» Collected data

"""

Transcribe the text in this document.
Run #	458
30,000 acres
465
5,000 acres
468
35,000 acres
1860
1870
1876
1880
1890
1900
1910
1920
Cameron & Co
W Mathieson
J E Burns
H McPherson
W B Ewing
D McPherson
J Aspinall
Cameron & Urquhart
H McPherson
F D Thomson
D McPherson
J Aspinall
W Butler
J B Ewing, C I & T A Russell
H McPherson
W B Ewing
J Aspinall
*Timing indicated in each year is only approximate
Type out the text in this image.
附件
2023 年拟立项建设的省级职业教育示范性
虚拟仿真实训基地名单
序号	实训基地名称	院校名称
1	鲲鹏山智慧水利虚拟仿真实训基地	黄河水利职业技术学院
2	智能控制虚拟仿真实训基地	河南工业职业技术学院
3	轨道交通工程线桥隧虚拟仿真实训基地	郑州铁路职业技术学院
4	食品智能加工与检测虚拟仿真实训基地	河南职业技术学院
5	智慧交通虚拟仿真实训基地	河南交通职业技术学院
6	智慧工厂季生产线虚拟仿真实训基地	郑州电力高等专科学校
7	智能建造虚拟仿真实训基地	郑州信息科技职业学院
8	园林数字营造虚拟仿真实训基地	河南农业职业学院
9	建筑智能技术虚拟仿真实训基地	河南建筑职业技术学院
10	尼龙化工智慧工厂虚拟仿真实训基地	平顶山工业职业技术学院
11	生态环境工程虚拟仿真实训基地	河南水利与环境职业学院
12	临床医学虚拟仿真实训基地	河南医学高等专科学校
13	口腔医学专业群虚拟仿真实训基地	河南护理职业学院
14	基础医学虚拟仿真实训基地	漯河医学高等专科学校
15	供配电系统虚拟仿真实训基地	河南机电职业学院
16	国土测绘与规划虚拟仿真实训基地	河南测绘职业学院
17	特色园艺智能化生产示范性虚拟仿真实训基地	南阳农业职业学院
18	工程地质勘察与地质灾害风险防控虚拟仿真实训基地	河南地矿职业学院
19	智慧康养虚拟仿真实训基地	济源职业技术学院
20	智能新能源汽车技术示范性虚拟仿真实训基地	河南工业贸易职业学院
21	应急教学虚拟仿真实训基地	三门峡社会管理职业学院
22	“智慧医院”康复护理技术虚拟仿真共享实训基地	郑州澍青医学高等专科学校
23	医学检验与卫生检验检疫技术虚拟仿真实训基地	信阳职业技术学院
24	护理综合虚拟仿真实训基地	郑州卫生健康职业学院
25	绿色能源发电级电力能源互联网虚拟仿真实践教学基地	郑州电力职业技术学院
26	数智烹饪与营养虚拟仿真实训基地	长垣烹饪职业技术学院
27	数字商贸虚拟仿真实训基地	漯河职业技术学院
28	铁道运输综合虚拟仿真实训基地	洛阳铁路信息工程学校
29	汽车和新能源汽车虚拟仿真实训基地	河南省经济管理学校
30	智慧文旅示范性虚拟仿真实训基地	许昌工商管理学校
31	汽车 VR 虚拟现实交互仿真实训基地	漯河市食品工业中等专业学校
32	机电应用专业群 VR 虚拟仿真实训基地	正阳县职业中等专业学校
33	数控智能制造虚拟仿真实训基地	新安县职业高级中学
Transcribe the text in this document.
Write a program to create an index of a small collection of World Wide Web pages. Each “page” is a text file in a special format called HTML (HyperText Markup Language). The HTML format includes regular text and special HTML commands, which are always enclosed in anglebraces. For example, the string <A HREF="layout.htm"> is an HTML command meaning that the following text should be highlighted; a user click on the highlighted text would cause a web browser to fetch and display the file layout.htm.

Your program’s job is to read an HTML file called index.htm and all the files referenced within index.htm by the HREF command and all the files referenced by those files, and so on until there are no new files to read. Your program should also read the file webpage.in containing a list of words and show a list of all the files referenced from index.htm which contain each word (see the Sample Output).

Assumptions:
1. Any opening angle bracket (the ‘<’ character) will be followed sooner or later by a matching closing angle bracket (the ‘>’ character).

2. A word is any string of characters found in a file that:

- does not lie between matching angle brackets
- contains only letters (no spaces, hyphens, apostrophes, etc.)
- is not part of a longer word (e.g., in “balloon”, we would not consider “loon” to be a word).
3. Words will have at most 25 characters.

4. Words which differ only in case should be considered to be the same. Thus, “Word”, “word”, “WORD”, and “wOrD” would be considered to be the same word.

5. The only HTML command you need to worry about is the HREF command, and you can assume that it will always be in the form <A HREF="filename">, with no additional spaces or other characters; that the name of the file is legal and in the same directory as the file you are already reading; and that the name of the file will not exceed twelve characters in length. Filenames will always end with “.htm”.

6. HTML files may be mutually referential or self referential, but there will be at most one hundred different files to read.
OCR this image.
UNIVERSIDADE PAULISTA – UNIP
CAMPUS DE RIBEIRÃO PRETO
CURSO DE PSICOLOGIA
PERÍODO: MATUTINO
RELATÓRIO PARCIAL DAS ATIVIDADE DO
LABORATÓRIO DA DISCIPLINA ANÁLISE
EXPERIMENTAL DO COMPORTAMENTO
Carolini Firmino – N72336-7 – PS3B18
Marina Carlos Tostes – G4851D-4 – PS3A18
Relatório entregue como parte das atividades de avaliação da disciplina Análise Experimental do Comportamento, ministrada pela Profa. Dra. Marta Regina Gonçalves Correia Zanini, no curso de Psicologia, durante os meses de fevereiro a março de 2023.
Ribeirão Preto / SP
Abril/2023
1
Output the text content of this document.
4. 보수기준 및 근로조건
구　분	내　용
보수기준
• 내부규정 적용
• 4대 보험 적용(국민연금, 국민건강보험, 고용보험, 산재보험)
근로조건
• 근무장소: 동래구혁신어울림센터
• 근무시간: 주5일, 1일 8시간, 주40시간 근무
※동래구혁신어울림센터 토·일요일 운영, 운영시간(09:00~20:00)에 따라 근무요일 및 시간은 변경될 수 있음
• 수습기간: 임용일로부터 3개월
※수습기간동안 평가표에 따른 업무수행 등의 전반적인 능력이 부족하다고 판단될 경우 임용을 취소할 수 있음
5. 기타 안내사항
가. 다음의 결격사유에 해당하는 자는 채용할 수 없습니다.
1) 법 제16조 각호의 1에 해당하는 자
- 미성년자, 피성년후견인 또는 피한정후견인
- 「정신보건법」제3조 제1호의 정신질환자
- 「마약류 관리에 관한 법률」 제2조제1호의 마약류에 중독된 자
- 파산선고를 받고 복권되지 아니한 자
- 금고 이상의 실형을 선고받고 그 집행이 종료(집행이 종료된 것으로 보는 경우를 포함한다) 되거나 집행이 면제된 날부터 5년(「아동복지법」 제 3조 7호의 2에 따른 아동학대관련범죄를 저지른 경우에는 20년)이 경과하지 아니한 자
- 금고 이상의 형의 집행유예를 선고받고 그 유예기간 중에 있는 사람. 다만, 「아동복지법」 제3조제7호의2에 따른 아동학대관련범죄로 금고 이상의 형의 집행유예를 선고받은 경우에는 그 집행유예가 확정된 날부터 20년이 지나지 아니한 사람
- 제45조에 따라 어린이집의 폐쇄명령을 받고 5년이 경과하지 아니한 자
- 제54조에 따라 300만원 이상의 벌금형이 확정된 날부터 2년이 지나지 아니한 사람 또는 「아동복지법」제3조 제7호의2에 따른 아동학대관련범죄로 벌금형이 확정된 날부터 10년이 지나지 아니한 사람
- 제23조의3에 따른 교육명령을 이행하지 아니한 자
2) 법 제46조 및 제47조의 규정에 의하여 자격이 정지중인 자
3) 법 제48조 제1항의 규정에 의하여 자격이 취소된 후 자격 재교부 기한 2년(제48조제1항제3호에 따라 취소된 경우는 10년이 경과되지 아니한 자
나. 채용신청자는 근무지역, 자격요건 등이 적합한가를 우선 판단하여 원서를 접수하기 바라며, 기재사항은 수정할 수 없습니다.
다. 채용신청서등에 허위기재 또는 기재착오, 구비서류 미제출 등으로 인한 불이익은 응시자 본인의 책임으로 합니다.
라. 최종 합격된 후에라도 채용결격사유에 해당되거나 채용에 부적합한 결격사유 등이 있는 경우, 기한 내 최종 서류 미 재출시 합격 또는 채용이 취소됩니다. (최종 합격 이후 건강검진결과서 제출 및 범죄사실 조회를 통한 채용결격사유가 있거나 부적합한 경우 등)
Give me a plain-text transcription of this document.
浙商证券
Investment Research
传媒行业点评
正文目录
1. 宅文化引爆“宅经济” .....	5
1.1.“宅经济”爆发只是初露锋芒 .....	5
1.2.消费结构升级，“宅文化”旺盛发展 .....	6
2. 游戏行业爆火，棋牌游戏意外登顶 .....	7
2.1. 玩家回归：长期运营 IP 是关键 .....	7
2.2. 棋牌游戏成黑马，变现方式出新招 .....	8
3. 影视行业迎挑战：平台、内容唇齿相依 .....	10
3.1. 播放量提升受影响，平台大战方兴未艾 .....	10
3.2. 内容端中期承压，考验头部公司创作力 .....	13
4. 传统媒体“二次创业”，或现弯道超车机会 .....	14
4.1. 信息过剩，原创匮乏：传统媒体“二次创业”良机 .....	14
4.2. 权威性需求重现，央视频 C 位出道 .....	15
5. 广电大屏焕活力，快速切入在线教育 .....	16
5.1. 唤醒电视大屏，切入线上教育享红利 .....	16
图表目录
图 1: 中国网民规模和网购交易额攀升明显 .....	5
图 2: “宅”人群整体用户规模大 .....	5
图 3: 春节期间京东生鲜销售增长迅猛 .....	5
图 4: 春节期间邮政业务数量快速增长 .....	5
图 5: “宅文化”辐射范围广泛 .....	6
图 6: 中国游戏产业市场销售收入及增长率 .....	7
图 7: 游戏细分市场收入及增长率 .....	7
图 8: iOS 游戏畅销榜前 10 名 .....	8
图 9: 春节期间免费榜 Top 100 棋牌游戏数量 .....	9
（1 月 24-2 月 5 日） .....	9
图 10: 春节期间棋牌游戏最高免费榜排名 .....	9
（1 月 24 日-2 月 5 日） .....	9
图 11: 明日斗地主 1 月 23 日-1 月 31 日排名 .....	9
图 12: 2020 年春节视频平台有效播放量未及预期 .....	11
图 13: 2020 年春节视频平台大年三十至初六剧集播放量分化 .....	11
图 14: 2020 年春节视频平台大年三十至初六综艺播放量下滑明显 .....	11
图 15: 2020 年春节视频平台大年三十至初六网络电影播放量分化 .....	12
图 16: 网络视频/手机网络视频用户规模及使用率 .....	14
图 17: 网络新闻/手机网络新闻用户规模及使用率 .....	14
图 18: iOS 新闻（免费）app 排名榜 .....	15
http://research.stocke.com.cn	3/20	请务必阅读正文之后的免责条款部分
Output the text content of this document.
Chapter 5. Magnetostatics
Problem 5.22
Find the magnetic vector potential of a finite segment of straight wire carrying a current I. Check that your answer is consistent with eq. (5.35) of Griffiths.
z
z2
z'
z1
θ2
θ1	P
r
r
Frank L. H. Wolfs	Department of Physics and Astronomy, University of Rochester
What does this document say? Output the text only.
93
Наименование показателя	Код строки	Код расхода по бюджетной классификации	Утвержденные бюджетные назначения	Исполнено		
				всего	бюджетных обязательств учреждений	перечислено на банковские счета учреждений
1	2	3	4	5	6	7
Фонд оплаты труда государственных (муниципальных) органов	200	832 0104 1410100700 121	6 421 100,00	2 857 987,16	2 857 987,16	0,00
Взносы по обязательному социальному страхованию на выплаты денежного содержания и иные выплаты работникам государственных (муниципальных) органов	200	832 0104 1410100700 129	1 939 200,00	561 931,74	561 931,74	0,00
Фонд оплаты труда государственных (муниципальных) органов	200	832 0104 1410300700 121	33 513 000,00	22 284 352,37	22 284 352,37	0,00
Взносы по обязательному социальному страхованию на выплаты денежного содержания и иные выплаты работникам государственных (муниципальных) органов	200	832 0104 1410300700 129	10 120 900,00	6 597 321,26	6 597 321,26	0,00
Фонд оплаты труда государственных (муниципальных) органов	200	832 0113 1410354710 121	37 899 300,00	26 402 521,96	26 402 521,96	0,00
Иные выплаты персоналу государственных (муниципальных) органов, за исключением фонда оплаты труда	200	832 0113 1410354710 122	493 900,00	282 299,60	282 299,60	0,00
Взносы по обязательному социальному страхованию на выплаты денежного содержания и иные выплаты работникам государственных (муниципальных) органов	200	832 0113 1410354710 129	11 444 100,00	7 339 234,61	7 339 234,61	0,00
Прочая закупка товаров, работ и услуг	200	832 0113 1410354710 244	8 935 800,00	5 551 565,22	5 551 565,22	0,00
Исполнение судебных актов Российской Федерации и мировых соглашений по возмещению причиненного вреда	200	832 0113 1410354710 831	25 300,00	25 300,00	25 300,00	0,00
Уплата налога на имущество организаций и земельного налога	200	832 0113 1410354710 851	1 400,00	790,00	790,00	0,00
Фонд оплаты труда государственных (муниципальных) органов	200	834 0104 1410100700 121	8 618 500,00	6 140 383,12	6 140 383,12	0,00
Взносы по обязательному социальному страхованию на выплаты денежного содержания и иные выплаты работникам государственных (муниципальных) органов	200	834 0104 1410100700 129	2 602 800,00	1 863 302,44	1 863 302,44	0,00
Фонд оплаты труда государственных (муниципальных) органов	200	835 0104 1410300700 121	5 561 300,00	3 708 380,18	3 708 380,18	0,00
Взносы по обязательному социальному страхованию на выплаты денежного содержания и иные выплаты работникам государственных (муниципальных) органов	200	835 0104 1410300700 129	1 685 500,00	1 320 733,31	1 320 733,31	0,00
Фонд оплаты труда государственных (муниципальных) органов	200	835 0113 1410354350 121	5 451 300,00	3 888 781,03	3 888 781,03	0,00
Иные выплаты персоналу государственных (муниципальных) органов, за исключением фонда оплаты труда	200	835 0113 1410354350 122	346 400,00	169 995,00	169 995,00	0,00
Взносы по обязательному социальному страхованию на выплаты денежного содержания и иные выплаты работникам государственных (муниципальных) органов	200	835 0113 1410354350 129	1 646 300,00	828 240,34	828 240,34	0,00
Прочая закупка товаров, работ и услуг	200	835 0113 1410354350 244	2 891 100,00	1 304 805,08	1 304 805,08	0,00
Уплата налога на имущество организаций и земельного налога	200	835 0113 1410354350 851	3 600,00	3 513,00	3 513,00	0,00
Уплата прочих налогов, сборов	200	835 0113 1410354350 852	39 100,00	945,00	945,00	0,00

"""

» Task requirements
Only lines with the string "경과하지" belong in your answer; copy each one.

» Response to this exercise
- 금고 이상의 실형을 선고받고 그 집행이 종료(집행이 종료된 것으로 보는 경우를 포함한다) 되거나 집행이 면제된 날부터 5년(「아동복지법」 제 3조 7호의 2에 따른 아동학대관련범죄를 저지른 경우에는 20년)이 경과하지 아니한 자
- 제45조에 따라 어린이집의 폐쇄명령을 받고 5년이 경과하지 아니한 자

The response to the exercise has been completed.